__QUOTED TEXT__
Low birth rates are often regarded as problematic by major media, which overlook the perils of population increase. Here we show that unsustainable long-term population growth prevails in developing countries, despite historical family planning and gradually sinking birth rates. One lesson is that further reduced rates are urgently needed in high-fertility countries, in Africa and elsewhere.
By Frank Götmark
Alarmistic reports in the press, radio and TV about low fertility and declining family size are frequent. In June, the Economist reported that “fertility has collapsed”, with “dire” consequences. However, there are good reasons to welcome low fertility, which has many benefits for people, ecosystems and wildlife.
Family planning (FP) programs include education about contraceptives and the benefits that smaller families and populations usually bring. Historically, FP programs in many developing countries have markedly contributed to lowering birth rates. Many governments have established coordinated FP programs, down to municipality or village level. TOP has published a series of articles about successful historical FP programs. Here we examine changes of the populations in seven countries after their FP programs started. We summarize FP programs based on the TOP articles (links are given below, for more details).

__PROMPT 1__
Translate this sentence from the article on population growth into Spanish: "Many governments have established coordinated FP programs, down to municipality or village level."
The rows have no connection to the article on population growth.

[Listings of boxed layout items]
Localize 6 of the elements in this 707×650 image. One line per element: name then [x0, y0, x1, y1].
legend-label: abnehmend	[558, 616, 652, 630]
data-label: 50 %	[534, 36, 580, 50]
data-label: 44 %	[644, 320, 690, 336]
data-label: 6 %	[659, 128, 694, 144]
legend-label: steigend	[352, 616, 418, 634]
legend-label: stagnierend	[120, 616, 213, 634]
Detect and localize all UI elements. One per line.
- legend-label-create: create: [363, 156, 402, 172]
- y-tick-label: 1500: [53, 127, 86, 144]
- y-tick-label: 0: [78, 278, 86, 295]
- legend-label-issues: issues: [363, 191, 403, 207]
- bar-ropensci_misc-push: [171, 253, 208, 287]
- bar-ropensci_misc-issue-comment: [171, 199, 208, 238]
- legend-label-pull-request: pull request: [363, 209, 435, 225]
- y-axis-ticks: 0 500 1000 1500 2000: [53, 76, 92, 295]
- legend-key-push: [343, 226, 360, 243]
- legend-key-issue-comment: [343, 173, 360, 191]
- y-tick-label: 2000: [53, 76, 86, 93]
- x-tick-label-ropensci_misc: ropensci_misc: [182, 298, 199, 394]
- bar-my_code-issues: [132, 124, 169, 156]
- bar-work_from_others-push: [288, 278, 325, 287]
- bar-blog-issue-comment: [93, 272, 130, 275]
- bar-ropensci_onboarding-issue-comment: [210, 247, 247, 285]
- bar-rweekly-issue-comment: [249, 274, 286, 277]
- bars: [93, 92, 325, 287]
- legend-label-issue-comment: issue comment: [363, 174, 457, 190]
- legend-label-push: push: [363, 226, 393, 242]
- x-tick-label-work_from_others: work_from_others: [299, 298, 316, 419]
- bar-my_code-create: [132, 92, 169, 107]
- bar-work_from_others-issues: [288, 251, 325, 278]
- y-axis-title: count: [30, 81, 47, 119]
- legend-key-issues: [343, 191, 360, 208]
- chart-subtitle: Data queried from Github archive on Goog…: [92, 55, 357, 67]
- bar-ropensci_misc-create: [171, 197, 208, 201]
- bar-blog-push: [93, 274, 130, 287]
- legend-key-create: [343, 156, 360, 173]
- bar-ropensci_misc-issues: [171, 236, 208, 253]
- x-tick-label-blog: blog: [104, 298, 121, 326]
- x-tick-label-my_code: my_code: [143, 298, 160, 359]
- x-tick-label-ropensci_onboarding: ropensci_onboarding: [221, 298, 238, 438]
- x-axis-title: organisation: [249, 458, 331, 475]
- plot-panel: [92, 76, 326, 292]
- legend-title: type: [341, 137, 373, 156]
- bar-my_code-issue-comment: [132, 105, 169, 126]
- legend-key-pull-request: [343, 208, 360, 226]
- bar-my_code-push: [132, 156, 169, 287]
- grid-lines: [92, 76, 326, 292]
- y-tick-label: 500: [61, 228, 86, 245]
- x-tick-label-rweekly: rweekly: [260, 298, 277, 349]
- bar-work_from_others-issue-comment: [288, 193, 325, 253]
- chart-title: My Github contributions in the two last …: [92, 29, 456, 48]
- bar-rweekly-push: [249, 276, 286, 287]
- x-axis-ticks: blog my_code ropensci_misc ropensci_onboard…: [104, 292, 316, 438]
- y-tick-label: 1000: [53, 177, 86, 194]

__PROMPT 2__
Change "data-label" to "value-label" in the rows from their start through the line containing "- y-tick-label: 1500: [53, 127, 86, 144]", and return only those lines with nothing else altered.

__WORKED SOLUTION 1__
Muchos gobiernos han establecido programas coordinados de planificación familiar, hasta el nivel de municipio o aldea.

__WORKED SOLUTION 2__
Localize 6 of the elements in this 707×650 image. One line per element: name then [x0, y0, x1, y1].
legend-label: abnehmend	[558, 616, 652, 630]
value-label: 50 %	[534, 36, 580, 50]
value-label: 44 %	[644, 320, 690, 336]
value-label: 6 %	[659, 128, 694, 144]
legend-label: steigend	[352, 616, 418, 634]
legend-label: stagnierend	[120, 616, 213, 634]
Detect and localize all UI elements. One per line.
- legend-label-create: create: [363, 156, 402, 172]
- y-tick-label: 1500: [53, 127, 86, 144]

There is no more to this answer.